#### [Your goal]
Below are some entries. Copy each line that holds the string "Prize".

[Collection entries]
########################################
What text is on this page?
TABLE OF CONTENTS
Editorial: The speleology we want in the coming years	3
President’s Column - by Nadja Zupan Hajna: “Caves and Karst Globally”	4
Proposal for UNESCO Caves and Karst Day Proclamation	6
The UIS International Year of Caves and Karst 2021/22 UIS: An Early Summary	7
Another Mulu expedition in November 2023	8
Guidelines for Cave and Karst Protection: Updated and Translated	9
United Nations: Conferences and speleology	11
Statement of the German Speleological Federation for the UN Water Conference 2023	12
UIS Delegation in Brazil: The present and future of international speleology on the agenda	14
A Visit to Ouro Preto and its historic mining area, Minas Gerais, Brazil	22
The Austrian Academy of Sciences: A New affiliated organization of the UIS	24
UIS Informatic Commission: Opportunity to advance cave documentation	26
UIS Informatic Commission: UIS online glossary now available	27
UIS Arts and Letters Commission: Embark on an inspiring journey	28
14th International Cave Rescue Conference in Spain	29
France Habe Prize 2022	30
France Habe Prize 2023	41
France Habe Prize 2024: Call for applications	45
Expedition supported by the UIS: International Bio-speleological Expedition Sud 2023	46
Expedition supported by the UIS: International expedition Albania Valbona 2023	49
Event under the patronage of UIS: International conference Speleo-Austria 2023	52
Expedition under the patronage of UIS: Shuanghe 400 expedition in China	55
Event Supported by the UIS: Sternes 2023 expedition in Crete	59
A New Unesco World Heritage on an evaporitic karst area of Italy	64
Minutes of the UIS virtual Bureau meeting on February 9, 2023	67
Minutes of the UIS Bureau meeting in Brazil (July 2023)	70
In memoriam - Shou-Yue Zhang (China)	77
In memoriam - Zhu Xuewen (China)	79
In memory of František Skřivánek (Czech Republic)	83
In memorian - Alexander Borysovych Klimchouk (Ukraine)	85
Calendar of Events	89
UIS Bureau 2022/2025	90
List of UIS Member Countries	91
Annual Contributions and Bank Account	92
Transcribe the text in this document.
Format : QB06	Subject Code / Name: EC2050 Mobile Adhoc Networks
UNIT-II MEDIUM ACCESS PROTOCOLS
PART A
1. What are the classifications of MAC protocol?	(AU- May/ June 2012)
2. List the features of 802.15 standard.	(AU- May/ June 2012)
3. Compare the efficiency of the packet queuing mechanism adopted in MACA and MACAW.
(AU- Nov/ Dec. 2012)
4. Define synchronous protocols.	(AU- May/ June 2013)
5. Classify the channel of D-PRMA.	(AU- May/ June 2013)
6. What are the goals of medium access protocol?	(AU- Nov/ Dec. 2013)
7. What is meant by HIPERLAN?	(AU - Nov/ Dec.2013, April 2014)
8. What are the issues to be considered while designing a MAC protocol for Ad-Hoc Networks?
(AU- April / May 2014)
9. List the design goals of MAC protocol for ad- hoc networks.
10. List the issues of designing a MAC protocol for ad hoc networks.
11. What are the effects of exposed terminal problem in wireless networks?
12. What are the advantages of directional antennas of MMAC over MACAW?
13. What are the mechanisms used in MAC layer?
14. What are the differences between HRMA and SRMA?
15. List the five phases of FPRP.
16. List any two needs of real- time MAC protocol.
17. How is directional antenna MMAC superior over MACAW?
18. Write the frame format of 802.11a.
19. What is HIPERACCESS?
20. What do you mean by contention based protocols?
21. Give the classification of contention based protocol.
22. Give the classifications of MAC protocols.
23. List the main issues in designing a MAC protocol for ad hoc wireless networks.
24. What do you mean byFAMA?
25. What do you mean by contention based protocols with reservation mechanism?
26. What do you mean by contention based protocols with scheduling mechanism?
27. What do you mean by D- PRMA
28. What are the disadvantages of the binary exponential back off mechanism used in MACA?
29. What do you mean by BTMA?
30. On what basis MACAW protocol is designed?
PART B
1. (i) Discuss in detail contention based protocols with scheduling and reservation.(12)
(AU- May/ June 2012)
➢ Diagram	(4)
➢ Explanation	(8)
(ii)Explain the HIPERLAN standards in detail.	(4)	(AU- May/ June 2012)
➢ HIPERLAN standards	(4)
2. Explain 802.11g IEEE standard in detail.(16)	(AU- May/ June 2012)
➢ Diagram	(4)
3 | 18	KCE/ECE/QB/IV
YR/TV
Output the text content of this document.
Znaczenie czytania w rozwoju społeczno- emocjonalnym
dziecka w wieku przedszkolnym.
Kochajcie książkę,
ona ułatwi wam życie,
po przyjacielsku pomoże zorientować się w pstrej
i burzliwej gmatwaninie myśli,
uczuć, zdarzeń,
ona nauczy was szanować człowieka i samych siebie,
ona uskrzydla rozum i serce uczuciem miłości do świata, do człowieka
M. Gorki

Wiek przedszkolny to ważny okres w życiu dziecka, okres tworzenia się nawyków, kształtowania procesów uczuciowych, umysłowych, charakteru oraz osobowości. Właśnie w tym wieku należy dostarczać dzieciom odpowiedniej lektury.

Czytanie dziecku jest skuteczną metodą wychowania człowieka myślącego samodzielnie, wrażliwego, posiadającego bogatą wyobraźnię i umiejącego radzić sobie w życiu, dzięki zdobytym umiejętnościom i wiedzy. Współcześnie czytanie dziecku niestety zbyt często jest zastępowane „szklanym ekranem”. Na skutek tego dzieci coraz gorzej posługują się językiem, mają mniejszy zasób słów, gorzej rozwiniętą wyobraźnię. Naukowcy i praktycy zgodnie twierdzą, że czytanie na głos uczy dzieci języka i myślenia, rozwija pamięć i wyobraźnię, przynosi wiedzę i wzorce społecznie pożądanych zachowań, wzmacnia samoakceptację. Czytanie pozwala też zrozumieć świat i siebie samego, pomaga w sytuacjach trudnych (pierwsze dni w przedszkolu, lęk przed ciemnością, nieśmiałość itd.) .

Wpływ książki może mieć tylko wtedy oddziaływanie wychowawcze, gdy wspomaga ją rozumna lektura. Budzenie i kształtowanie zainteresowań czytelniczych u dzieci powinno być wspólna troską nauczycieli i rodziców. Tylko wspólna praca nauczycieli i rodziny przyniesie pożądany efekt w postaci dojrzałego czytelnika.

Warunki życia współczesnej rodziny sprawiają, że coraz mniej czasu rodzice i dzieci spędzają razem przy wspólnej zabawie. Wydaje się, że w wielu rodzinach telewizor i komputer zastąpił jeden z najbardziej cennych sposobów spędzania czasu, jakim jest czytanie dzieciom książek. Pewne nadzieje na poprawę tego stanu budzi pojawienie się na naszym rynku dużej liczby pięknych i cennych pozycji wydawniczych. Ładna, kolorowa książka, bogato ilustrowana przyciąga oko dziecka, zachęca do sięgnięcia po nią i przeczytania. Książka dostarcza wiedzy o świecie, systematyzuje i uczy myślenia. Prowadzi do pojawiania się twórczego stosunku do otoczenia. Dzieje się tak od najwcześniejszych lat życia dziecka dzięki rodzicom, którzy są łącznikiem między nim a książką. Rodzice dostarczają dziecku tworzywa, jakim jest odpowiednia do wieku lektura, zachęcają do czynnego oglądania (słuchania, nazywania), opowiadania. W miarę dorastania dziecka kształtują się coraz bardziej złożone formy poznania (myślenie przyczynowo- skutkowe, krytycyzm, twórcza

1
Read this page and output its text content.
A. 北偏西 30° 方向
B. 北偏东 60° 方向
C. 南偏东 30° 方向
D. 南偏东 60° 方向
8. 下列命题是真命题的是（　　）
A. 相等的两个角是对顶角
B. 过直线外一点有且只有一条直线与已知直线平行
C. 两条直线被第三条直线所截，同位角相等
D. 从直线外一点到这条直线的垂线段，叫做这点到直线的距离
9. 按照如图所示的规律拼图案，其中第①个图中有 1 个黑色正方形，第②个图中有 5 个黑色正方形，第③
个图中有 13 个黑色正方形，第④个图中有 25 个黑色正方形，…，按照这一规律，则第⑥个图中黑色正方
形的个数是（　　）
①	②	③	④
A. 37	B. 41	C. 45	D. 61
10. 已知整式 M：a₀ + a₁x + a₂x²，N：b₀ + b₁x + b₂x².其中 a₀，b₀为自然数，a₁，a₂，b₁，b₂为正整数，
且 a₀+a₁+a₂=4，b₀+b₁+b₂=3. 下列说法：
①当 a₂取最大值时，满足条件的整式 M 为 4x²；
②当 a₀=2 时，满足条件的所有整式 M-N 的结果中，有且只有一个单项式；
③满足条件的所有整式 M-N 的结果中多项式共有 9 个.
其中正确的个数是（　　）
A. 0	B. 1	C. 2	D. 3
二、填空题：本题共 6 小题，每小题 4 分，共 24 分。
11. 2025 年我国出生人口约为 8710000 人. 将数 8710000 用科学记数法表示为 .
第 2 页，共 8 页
########################################
#### [Answer to this exercise]
France Habe Prize 2022	30
France Habe Prize 2023	41
France Habe Prize 2024: Call for applications	45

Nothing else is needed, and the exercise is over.